> [EXERCISE OBJECTIVE] What follows is a set of records, each of which is to be written out exactly.

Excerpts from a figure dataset
----------------------------------------
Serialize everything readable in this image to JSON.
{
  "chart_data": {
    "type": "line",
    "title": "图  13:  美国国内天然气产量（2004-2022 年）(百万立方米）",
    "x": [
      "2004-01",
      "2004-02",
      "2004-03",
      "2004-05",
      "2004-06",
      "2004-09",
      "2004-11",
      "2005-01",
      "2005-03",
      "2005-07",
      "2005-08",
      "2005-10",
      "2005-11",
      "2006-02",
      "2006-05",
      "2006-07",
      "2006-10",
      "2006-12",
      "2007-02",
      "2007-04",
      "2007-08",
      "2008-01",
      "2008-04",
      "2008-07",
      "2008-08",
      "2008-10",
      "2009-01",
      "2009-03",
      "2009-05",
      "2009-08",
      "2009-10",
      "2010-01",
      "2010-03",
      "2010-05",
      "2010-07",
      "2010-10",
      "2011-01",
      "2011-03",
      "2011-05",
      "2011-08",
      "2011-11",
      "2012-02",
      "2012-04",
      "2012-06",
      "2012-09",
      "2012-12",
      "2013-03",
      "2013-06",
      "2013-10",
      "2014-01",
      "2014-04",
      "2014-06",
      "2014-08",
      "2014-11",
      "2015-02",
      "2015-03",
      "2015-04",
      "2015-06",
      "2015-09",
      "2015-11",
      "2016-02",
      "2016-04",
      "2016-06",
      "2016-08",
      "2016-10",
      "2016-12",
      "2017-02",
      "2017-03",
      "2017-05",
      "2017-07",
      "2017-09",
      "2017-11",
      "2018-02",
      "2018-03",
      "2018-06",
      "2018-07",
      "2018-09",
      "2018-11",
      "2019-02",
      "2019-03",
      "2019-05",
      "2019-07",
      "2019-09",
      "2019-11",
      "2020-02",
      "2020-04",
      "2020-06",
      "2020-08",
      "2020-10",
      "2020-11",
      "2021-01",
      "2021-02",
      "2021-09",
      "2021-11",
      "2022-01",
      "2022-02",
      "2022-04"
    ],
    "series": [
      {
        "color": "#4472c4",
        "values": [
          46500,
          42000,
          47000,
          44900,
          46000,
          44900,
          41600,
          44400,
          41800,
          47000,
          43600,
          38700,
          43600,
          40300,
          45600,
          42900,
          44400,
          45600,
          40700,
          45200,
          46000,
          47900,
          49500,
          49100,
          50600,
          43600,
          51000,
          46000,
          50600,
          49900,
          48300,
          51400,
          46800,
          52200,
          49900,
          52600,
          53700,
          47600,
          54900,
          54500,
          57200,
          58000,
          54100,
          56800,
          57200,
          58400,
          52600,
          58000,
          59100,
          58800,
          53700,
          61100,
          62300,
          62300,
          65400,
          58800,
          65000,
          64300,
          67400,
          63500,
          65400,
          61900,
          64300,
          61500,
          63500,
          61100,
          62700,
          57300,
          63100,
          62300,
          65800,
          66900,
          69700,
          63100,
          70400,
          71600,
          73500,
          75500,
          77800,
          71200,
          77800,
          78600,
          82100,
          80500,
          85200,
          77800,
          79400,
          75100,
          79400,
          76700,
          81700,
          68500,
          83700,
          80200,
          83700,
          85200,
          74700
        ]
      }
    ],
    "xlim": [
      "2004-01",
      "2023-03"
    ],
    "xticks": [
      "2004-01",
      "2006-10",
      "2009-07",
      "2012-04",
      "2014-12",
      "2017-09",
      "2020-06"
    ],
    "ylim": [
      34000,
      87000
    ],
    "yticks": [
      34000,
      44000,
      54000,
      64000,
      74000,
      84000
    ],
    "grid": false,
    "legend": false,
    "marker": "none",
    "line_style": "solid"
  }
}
----------------------------------------
> [COMPLETE OUTPUT]
Serialize everything readable in this image to JSON.
{
  "chart_data": {
    "type": "line",
    "title": "图  13:  美国国内天然气产量（2004-2022 年）(百万立方米）",
    "x": [
      "2004-01",
      "2004-02",
      "2004-03",
      "2004-05",
      "2004-06",
      "2004-09",
      "2004-11",
      "2005-01",
      "2005-03",
      "2005-07",
      "2005-08",
      "2005-10",
      "2005-11",
      "2006-02",
      "2006-05",
      "2006-07",
      "2006-10",
      "2006-12",
      "2007-02",
      "2007-04",
      "2007-08",
      "2008-01",
      "2008-04",
      "2008-07",
      "2008-08",
      "2008-10",
      "2009-01",
      "2009-03",
      "2009-05",
      "2009-08",
      "2009-10",
      "2010-01",
      "2010-03",
      "2010-05",
      "2010-07",
      "2010-10",
      "2011-01",
      "2011-03",
      "2011-05",
      "2011-08",
      "2011-11",
      "2012-02",
      "2012-04",
      "2012-06",
      "2012-09",
      "2012-12",
      "2013-03",
      "2013-06",
      "2013-10",
      "2014-01",
      "2014-04",
      "2014-06",
      "2014-08",
      "2014-11",
      "2015-02",
      "2015-03",
      "2015-04",
      "2015-06",
      "2015-09",
      "2015-11",
      "2016-02",
      "2016-04",
      "2016-06",
      "2016-08",
      "2016-10",
      "2016-12",
      "2017-02",
      "2017-03",
      "2017-05",
      "2017-07",
      "2017-09",
      "2017-11",
      "2018-02",
      "2018-03",
      "2018-06",
      "2018-07",
      "2018-09",
      "2018-11",
      "2019-02",
      "2019-03",
      "2019-05",
      "2019-07",
      "2019-09",
      "2019-11",
      "2020-02",
      "2020-04",
      "2020-06",
      "2020-08",
      "2020-10",
      "2020-11",
      "2021-01",
      "2021-02",
      "2021-09",
      "2021-11",
      "2022-01",
      "2022-02",
      "2022-04"
    ],
    "series": [
      {
        "color": "#4472c4",
        "values": [
          46500,
          42000,
          47000,
          44900,
          46000,
          44900,
          41600,
          44400,
          41800,
          47000,
          43600,
          38700,
          43600,
          40300,
          45600,
          42900,
          44400,
          45600,
          40700,
          45200,
          46000,
          47900,
          49500,
          49100,
          50600,
          43600,
          51000,
          46000,
          50600,
          49900,
          48300,
          51400,
          46800,
          52200,
          49900,
          52600,
          53700,
          47600,
          54900,
          54500,
          57200,
          58000,
          54100,
          56800,
          57200,
          58400,
          52600,
          58000,
          59100,
          58800,
          53700,
          61100,
          62300,
          62300,
          65400,
          58800,
          65000,
          64300,
          67400,
          63500,
          65400,
          61900,
          64300,
          61500,
          63500,
          61100,
          62700,
          57300,
          63100,
          62300,
          65800,
          66900,
          69700,
          63100,
          70400,
          71600,
          73500,
          75500,
          77800,
          71200,
          77800,
          78600,
          82100,
          80500,
          85200,
          77800,
          79400,
          75100,
          79400,
          76700,
          81700,
          68500,
          83700,
          80200,
          83700,
          85200,
          74700
        ]
      }
    ],
    "xlim": [
      "2004-01",
      "2023-03"
    ],
    "xticks": [
      "2004-01",
      "2006-10",
      "2009-07",
      "2012-04",
      "2014-12",
      "2017-09",
      "2020-06"
    ],
    "ylim": [
      34000,
      87000
    ],
    "yticks": [
      34000,
      44000,
      54000,
      64000,
      74000,
      84000
    ],
    "grid": false,
    "legend": false,
    "marker": "none",
    "line_style": "solid"
  }
}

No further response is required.